● **WHAT YOU SHOULD DO**
Return the passage of the meeting minutes between "Present: Dave Britton(Chair), Tony" and "Louisa Campbell (Minutes).", inclusive, copied word for word.

● **PAGE TEXT**

GridPP PMB Meeting 603

GridPP PMB Meeting 603 (08.08.16)
Present: Dave Britton(Chair), Tony Cass, David Colling, Tony Doyle, Pete Gronbech, Roger Jones, Dave Kelsey, Steve Lloyd, Andrew McNab, Andrew Sansum, Gareth Smith, Louisa Campbell (Minutes).

Apologies: Jeremy Coles, Pete Clarke.

1. PC’s email about Nuclear Physics
Referring to emails regarding provision of 150 TB for Nuclear Physics at Tier1. It was noted the original request was to SCD which was then pushed to GridPP and taking forward would mean a coordinated response from one entity GriddPP is targeting the PPAN programme so this probably falls into UKT0 for consideration. We should clarify expectations as we have interfaces into the storage system for other communities The PMB agreed the use of 150 TB of storage capacity if it can be accessed by existing mechanisms in the GridPP suite of tools.

ACTION 603.1: AS will discuss with Jens and confirm agreement for 150 TB tape storage capacity for the Nuclear Physics request on the provision it can be accessed by existing mechanisms in the GridPP suite of tools.

● **GIVEN ENTRIES**
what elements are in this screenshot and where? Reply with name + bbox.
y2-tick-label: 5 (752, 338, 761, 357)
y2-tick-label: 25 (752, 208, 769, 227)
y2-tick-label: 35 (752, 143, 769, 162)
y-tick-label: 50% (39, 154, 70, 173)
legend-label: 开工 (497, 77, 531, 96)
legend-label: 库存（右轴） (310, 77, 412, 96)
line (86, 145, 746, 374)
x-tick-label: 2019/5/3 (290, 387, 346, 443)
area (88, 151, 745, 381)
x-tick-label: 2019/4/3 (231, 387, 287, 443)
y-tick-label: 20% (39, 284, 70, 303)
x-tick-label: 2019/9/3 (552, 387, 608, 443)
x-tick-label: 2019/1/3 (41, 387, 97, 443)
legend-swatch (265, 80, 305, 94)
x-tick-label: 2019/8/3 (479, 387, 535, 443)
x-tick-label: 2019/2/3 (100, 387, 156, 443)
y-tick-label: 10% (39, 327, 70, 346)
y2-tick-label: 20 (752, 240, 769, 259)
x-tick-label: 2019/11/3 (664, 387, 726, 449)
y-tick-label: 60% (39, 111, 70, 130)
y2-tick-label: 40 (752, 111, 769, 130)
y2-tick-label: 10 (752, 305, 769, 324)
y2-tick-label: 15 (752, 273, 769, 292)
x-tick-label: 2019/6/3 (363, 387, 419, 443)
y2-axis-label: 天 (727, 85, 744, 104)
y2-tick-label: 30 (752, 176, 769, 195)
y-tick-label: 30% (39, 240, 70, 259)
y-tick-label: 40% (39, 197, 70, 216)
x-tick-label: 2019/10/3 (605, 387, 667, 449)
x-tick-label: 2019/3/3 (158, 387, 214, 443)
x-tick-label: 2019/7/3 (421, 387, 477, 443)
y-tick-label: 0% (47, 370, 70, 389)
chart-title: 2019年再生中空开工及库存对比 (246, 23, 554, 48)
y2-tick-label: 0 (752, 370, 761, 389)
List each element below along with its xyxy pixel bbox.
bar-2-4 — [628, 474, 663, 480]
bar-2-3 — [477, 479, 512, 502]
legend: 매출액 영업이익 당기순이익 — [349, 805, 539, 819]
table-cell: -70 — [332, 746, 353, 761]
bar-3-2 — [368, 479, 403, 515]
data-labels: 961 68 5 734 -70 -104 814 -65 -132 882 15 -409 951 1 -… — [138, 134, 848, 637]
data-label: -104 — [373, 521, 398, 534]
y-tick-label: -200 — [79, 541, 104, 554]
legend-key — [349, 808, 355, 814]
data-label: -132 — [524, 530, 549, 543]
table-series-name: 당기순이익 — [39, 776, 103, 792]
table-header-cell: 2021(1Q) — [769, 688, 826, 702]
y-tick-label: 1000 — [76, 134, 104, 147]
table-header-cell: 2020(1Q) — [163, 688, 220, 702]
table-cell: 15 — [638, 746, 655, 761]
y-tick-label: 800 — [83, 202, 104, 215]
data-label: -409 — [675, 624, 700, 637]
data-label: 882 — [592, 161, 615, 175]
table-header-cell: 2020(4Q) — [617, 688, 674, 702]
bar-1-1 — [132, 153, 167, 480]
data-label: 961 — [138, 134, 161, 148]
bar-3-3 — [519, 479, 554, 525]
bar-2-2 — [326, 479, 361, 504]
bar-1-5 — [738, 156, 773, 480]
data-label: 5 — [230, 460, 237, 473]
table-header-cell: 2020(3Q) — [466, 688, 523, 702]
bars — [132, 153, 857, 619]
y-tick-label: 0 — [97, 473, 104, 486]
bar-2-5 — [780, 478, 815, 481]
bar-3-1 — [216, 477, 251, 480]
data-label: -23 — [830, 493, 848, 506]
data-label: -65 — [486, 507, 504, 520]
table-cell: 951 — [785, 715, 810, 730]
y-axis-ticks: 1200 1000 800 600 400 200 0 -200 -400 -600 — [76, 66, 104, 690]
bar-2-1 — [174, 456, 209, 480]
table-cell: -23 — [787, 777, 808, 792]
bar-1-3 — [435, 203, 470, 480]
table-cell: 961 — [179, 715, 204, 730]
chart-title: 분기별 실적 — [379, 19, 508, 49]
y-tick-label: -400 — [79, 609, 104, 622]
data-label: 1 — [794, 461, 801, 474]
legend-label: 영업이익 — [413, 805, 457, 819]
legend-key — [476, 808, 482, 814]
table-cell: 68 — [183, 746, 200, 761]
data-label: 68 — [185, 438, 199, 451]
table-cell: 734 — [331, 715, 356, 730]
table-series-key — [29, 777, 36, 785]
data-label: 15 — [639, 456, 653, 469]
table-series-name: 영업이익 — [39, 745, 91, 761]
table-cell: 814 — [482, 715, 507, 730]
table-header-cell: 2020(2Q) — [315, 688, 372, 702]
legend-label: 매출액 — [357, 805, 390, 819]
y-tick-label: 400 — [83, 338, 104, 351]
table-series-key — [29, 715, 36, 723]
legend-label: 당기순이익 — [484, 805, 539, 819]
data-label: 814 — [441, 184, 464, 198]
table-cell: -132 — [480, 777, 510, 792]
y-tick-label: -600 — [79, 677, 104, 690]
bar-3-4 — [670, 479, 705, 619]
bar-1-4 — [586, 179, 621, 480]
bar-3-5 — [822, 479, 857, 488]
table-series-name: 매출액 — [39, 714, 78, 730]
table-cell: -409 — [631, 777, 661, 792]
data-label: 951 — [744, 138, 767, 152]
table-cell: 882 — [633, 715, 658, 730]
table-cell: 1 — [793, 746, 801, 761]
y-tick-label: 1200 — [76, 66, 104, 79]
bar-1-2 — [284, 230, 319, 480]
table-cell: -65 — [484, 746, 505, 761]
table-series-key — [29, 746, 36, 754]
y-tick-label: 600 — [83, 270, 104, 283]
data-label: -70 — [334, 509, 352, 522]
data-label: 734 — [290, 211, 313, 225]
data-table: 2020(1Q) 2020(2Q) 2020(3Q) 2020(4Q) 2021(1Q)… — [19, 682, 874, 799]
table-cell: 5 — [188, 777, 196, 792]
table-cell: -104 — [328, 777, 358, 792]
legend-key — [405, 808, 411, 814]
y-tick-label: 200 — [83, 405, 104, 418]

● **ANSWER FOR THIS EXERCISE**
Present: Dave Britton(Chair), Tony Cass, David Colling, Tony Doyle, Pete Gronbech, Roger Jones, Dave Kelsey, Steve Lloyd, Andrew McNab, Andrew Sansum, Gareth Smith, Louisa Campbell (Minutes).